- **Listed entries**:
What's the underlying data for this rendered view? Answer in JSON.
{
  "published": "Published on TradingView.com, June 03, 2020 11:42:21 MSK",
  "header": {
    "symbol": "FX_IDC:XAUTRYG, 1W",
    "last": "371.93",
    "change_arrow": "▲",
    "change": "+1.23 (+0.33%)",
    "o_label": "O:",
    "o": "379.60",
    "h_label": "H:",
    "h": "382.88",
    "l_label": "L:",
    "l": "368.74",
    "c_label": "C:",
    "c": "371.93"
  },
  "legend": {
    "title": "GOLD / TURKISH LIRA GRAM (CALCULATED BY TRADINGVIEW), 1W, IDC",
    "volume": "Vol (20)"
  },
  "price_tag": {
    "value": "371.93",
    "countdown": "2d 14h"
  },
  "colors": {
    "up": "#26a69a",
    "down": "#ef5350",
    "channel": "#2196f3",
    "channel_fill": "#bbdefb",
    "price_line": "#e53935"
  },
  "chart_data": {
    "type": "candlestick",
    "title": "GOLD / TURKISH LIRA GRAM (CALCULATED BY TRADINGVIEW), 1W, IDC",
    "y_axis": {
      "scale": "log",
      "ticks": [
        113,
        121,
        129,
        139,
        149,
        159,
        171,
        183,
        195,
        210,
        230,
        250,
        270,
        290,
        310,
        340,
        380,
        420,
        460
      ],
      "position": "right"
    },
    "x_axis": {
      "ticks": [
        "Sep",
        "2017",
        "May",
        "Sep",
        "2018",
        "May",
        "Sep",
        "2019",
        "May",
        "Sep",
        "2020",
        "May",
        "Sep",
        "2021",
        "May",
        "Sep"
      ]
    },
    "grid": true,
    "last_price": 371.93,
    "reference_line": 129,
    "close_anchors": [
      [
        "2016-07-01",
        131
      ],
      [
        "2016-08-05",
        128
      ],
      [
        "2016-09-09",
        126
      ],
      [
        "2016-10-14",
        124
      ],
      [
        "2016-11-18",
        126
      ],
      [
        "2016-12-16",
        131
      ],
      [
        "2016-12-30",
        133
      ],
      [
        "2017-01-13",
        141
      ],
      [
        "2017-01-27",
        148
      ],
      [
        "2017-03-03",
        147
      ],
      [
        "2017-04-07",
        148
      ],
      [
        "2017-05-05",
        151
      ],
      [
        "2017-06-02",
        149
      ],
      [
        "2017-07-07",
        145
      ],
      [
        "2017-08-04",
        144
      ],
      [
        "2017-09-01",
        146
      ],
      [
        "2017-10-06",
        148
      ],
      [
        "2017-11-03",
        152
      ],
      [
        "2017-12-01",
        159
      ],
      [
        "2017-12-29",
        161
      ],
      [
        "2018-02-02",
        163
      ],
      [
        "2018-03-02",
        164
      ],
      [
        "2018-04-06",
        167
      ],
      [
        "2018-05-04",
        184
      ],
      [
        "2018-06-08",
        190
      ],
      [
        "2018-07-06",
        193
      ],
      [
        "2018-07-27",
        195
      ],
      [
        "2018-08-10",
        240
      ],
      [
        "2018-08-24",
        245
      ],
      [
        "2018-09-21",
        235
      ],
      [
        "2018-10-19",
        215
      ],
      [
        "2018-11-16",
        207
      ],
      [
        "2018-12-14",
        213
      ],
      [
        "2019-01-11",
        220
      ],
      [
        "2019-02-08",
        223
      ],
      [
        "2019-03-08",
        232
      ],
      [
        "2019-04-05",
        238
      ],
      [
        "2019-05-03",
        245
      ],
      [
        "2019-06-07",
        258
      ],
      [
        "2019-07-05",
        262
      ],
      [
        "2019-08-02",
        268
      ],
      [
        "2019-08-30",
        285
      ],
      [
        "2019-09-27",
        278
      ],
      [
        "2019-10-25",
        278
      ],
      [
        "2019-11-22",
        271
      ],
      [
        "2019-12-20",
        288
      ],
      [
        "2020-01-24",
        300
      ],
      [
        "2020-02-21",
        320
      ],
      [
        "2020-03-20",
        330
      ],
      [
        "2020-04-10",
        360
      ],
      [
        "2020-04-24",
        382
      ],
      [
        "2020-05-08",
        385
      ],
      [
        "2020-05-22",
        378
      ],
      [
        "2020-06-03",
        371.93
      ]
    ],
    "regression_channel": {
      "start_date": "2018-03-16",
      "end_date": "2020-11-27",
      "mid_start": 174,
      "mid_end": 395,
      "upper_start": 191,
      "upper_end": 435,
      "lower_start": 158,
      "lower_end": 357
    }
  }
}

- **Objective**:
Return the entries above exactly, each one complete.

- **In response**:
What's the underlying data for this rendered view? Answer in JSON.
{
  "published": "Published on TradingView.com, June 03, 2020 11:42:21 MSK",
  "header": {
    "symbol": "FX_IDC:XAUTRYG, 1W",
    "last": "371.93",
    "change_arrow": "▲",
    "change": "+1.23 (+0.33%)",
    "o_label": "O:",
    "o": "379.60",
    "h_label": "H:",
    "h": "382.88",
    "l_label": "L:",
    "l": "368.74",
    "c_label": "C:",
    "c": "371.93"
  },
  "legend": {
    "title": "GOLD / TURKISH LIRA GRAM (CALCULATED BY TRADINGVIEW), 1W, IDC",
    "volume": "Vol (20)"
  },
  "price_tag": {
    "value": "371.93",
    "countdown": "2d 14h"
  },
  "colors": {
    "up": "#26a69a",
    "down": "#ef5350",
    "channel": "#2196f3",
    "channel_fill": "#bbdefb",
    "price_line": "#e53935"
  },
  "chart_data": {
    "type": "candlestick",
    "title": "GOLD / TURKISH LIRA GRAM (CALCULATED BY TRADINGVIEW), 1W, IDC",
    "y_axis": {
      "scale": "log",
      "ticks": [
        113,
        121,
        129,
        139,
        149,
        159,
        171,
        183,
        195,
        210,
        230,
        250,
        270,
        290,
        310,
        340,
        380,
        420,
        460
      ],
      "position": "right"
    },
    "x_axis": {
      "ticks": [
        "Sep",
        "2017",
        "May",
        "Sep",
        "2018",
        "May",
        "Sep",
        "2019",
        "May",
        "Sep",
        "2020",
        "May",
        "Sep",
        "2021",
        "May",
        "Sep"
      ]
    },
    "grid": true,
    "last_price": 371.93,
    "reference_line": 129,
    "close_anchors": [
      [
        "2016-07-01",
        131
      ],
      [
        "2016-08-05",
        128
      ],
      [
        "2016-09-09",
        126
      ],
      [
        "2016-10-14",
        124
      ],
      [
        "2016-11-18",
        126
      ],
      [
        "2016-12-16",
        131
      ],
      [
        "2016-12-30",
        133
      ],
      [
        "2017-01-13",
        141
      ],
      [
        "2017-01-27",
        148
      ],
      [
        "2017-03-03",
        147
      ],
      [
        "2017-04-07",
        148
      ],
      [
        "2017-05-05",
        151
      ],
      [
        "2017-06-02",
        149
      ],
      [
        "2017-07-07",
        145
      ],
      [
        "2017-08-04",
        144
      ],
      [
        "2017-09-01",
        146
      ],
      [
        "2017-10-06",
        148
      ],
      [
        "2017-11-03",
        152
      ],
      [
        "2017-12-01",
        159
      ],
      [
        "2017-12-29",
        161
      ],
      [
        "2018-02-02",
        163
      ],
      [
        "2018-03-02",
        164
      ],
      [
        "2018-04-06",
        167
      ],
      [
        "2018-05-04",
        184
      ],
      [
        "2018-06-08",
        190
      ],
      [
        "2018-07-06",
        193
      ],
      [
        "2018-07-27",
        195
      ],
      [
        "2018-08-10",
        240
      ],
      [
        "2018-08-24",
        245
      ],
      [
        "2018-09-21",
        235
      ],
      [
        "2018-10-19",
        215
      ],
      [
        "2018-11-16",
        207
      ],
      [
        "2018-12-14",
        213
      ],
      [
        "2019-01-11",
        220
      ],
      [
        "2019-02-08",
        223
      ],
      [
        "2019-03-08",
        232
      ],
      [
        "2019-04-05",
        238
      ],
      [
        "2019-05-03",
        245
      ],
      [
        "2019-06-07",
        258
      ],
      [
        "2019-07-05",
        262
      ],
      [
        "2019-08-02",
        268
      ],
      [
        "2019-08-30",
        285
      ],
      [
        "2019-09-27",
        278
      ],
      [
        "2019-10-25",
        278
      ],
      [
        "2019-11-22",
        271
      ],
      [
        "2019-12-20",
        288
      ],
      [
        "2020-01-24",
        300
      ],
      [
        "2020-02-21",
        320
      ],
      [
        "2020-03-20",
        330
      ],
      [
        "2020-04-10",
        360
      ],
      [
        "2020-04-24",
        382
      ],
      [
        "2020-05-08",
        385
      ],
      [
        "2020-05-22",
        378
      ],
      [
        "2020-06-03",
        371.93
      ]
    ],
    "regression_channel": {
      "start_date": "2018-03-16",
      "end_date": "2020-11-27",
      "mid_start": 174,
      "mid_end": 395,
      "upper_start": 191,
      "upper_end": 435,
      "lower_start": 158,
      "lower_end": 357
    }
  }
}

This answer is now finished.